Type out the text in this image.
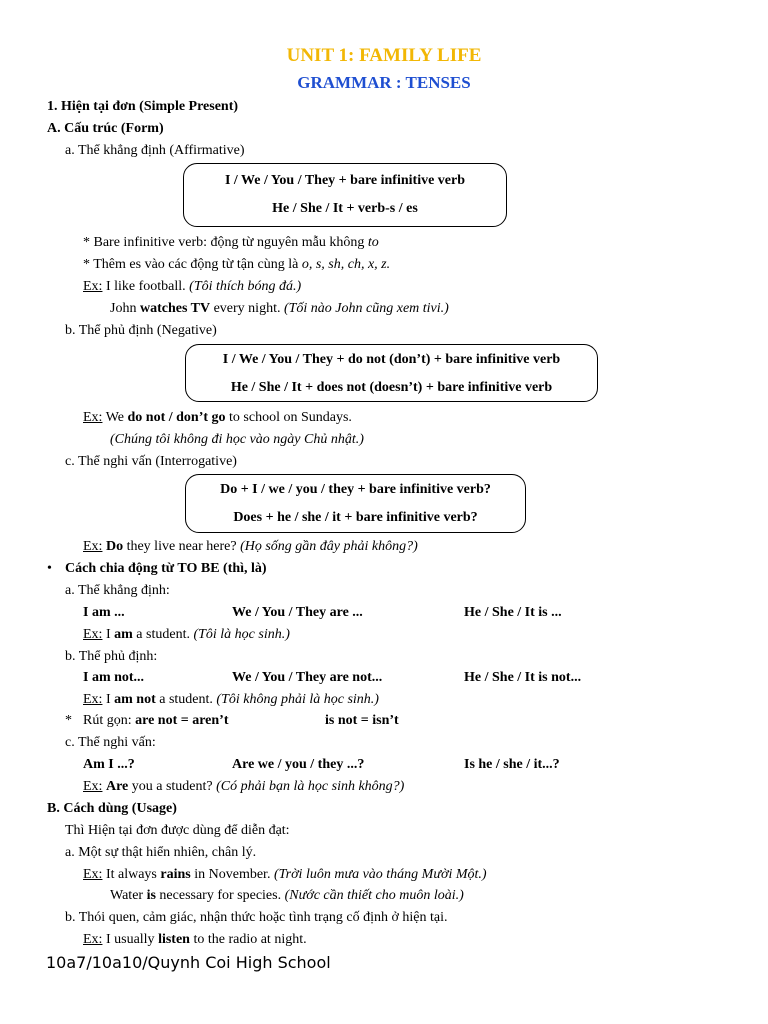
UNIT 1: FAMILY LIFE
GRAMMAR : TENSES
1. Hiện tại đơn (Simple Present)
A. Cấu trúc (Form)
a. Thể khẳng định (Affirmative)
I / We / You / They + bare infinitive verb
He / She / It + verb-s / es
* Bare infinitive verb: động từ nguyên mẫu không to
* Thêm es vào các động từ tận cùng là o, s, sh, ch, x, z.
Ex: I like football. (Tôi thích bóng đá.)
John watches TV every night. (Tối nào John cũng xem tivi.)
b. Thể phủ định (Negative)
I / We / You / They + do not (don’t) + bare infinitive verb
He / She / It + does not (doesn’t) + bare infinitive verb
Ex: We do not / don’t go to school on Sundays.
(Chúng tôi không đi học vào ngày Chủ nhật.)
c. Thể nghi vấn (Interrogative)
Do + I / we / you / they + bare infinitive verb?
Does + he / she / it + bare infinitive verb?
Ex: Do they live near here? (Họ sống gần đây phải không?)
• Cách chia động từ TO BE (thì, là)
a. Thể khẳng định:
I am ...	We / You / They are ...	He / She / It is ...
Ex: I am a student. (Tôi là học sinh.)
b. Thể phủ định:
I am not...	We / You / They are not...	He / She / It is not...
Ex: I am not a student. (Tôi không phải là học sinh.)
* Rút gọn: are not = aren’t	is not = isn’t
c. Thể nghi vấn:
Am I ...?	Are we / you / they ...?	Is he / she / it...?
Ex: Are you a student? (Có phải bạn là học sinh không?)
B. Cách dùng (Usage)
Thì Hiện tại đơn được dùng để diễn đạt:
a. Một sự thật hiển nhiên, chân lý.
Ex: It always rains in November. (Trời luôn mưa vào tháng Mười Một.)
Water is necessary for species. (Nước cần thiết cho muôn loài.)
b. Thói quen, cảm giác, nhận thức hoặc tình trạng cố định ở hiện tại.
Ex: I usually listen to the radio at night.
10a7/10a10/Quynh Coi High School
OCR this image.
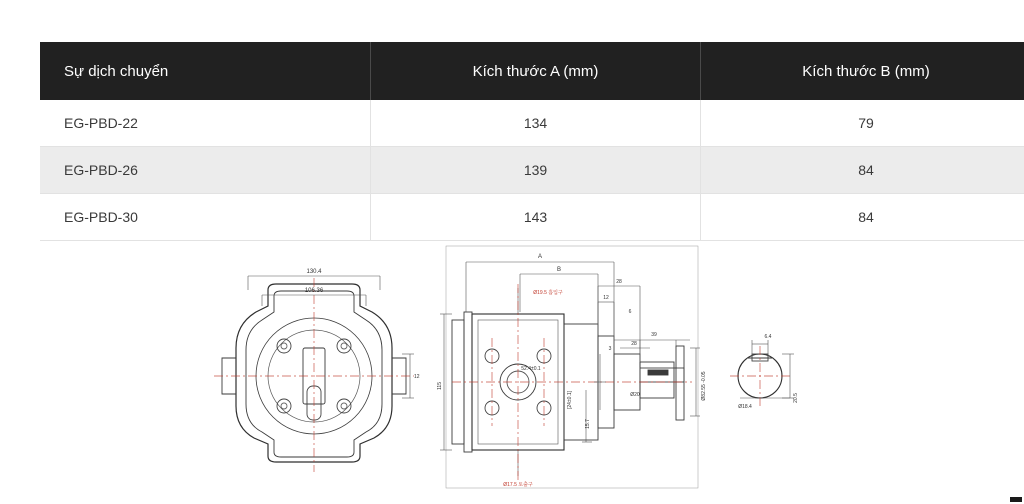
Sự dịch chuyển	Kích thước A (mm)	Kích thước B (mm)
EG-PBD-22	134	79
EG-PBD-26	139	84
EG-PBD-30	143	84
130.4
106.36
12
A
B
28
12
6
39
28
3
115
15.7
52.4±0.1
[24±0.1]	Ø20	Ø82.55 -0.05
Ø19.5 흡입구
Ø17.5 토출구
6.4
Ø18.4
20.5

──────────

Problem description → Copy out all the data exactly; skip the pictures.

Solution for this task →
Type out the text in this image.
UNIT 1: FAMILY LIFE
GRAMMAR : TENSES
1. Hiện tại đơn (Simple Present)
A. Cấu trúc (Form)
a. Thể khẳng định (Affirmative)
I / We / You / They + bare infinitive verb
He / She / It + verb-s / es
* Bare infinitive verb: động từ nguyên mẫu không to
* Thêm es vào các động từ tận cùng là o, s, sh, ch, x, z.
Ex: I like football. (Tôi thích bóng đá.)
John watches TV every night. (Tối nào John cũng xem tivi.)
b. Thể phủ định (Negative)
I / We / You / They + do not (don’t) + bare infinitive verb
He / She / It + does not (doesn’t) + bare infinitive verb
Ex: We do not / don’t go to school on Sundays.
(Chúng tôi không đi học vào ngày Chủ nhật.)
c. Thể nghi vấn (Interrogative)
Do + I / we / you / they + bare infinitive verb?
Does + he / she / it + bare infinitive verb?
Ex: Do they live near here? (Họ sống gần đây phải không?)
• Cách chia động từ TO BE (thì, là)
a. Thể khẳng định:
I am ...	We / You / They are ...	He / She / It is ...
Ex: I am a student. (Tôi là học sinh.)
b. Thể phủ định:
I am not...	We / You / They are not...	He / She / It is not...
Ex: I am not a student. (Tôi không phải là học sinh.)
* Rút gọn: are not = aren’t	is not = isn’t
c. Thể nghi vấn:
Am I ...?	Are we / you / they ...?	Is he / she / it...?
Ex: Are you a student? (Có phải bạn là học sinh không?)
B. Cách dùng (Usage)
Thì Hiện tại đơn được dùng để diễn đạt:
a. Một sự thật hiển nhiên, chân lý.
Ex: It always rains in November. (Trời luôn mưa vào tháng Mười Một.)
Water is necessary for species. (Nước cần thiết cho muôn loài.)
b. Thói quen, cảm giác, nhận thức hoặc tình trạng cố định ở hiện tại.
Ex: I usually listen to the radio at night.
10a7/10a10/Quynh Coi High School
OCR this image.
Sự dịch chuyển	Kích thước A (mm)	Kích thước B (mm)
EG-PBD-22	134	79
EG-PBD-26	139	84
EG-PBD-30	143	84
130.4
106.36
12
A
B
28
12
6
39
28
3
115
15.7
52.4±0.1
[24±0.1]	Ø20	Ø82.55 -0.05
Ø19.5 흡입구
Ø17.5 토출구
6.4
Ø18.4
20.5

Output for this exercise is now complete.